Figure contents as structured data
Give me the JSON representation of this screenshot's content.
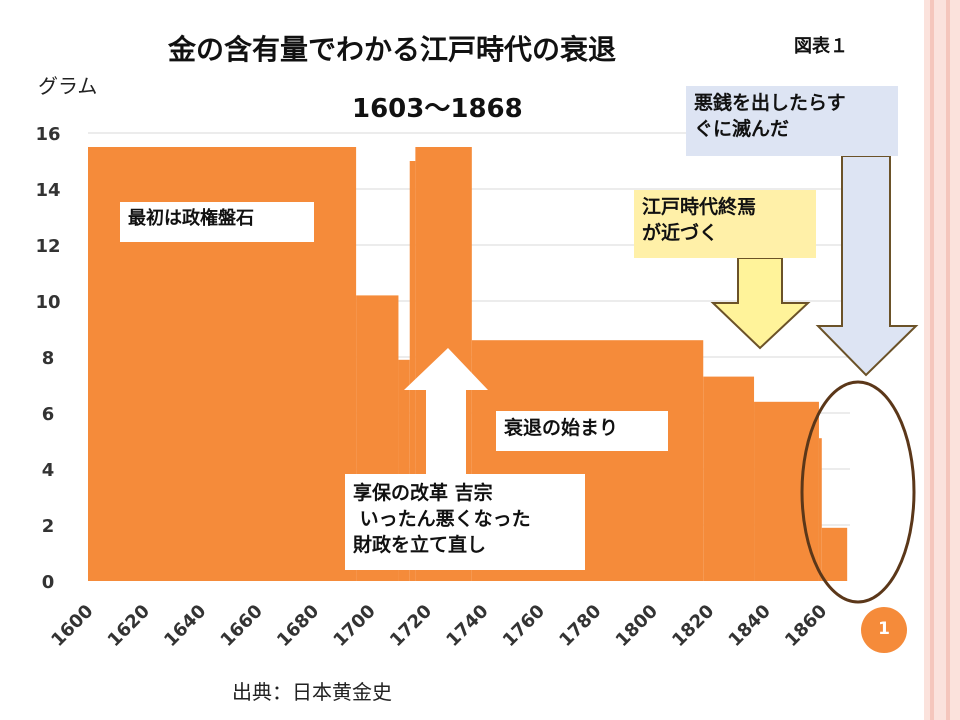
{
  "chart_data": {
    "type": "area",
    "title": "金の含有量でわかる江戸時代の衰退",
    "subtitle": "1603〜1868",
    "figure_label": "図表１",
    "ylabel": "グラム",
    "xlabel": "",
    "ylim": [
      0,
      16
    ],
    "xlim": [
      1600,
      1870
    ],
    "yticks": [
      "0",
      "2",
      "4",
      "6",
      "8",
      "10",
      "12",
      "14",
      "16"
    ],
    "xticks": [
      "1600",
      "1620",
      "1640",
      "1660",
      "1680",
      "1700",
      "1720",
      "1740",
      "1760",
      "1780",
      "1800",
      "1820",
      "1840",
      "1860"
    ],
    "grid": true,
    "series": [
      {
        "name": "金の含有量",
        "steps": [
          {
            "start": 1600,
            "end": 1695,
            "value": 15.5
          },
          {
            "start": 1695,
            "end": 1710,
            "value": 10.2
          },
          {
            "start": 1710,
            "end": 1714,
            "value": 7.9
          },
          {
            "start": 1714,
            "end": 1716,
            "value": 15.0
          },
          {
            "start": 1716,
            "end": 1736,
            "value": 15.5
          },
          {
            "start": 1736,
            "end": 1818,
            "value": 8.6
          },
          {
            "start": 1818,
            "end": 1836,
            "value": 7.3
          },
          {
            "start": 1836,
            "end": 1859,
            "value": 6.4
          },
          {
            "start": 1859,
            "end": 1860,
            "value": 5.1
          },
          {
            "start": 1860,
            "end": 1869,
            "value": 1.9
          }
        ]
      }
    ],
    "annotations": {
      "solid": "最初は政権盤石",
      "kyoho_1": "享保の改革 吉宗",
      "kyoho_2": " いったん悪くなった",
      "kyoho_3": "財政を立て直し",
      "decline": "衰退の始まり",
      "end_1": "江戸時代終焉",
      "end_2": "が近づく",
      "coin_1": "悪銭を出したらす",
      "coin_2": "ぐに滅んだ"
    },
    "source": "出典：日本黄金史",
    "page_number": "1"
  },
  "colors": {
    "fill": "#f58b3a",
    "grid": "#d9d9d9",
    "yellow": "#fff0a8",
    "arrow_yellow": "#fff39a",
    "blue": "#dde4f3",
    "ring": "#5b3719",
    "badge": "#f58b3a",
    "stripe_a": "#f5c6bc",
    "stripe_b": "#fbe2dc"
  }
}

## WHAT TO DO
Every line of the records that includes the word "value" should be gathered.

## RESPONSE TO THE TASK
            "value": 15.5
            "value": 10.2
            "value": 7.9
            "value": 15.0
            "value": 15.5
            "value": 8.6
            "value": 7.3
            "value": 6.4
            "value": 5.1
            "value": 1.9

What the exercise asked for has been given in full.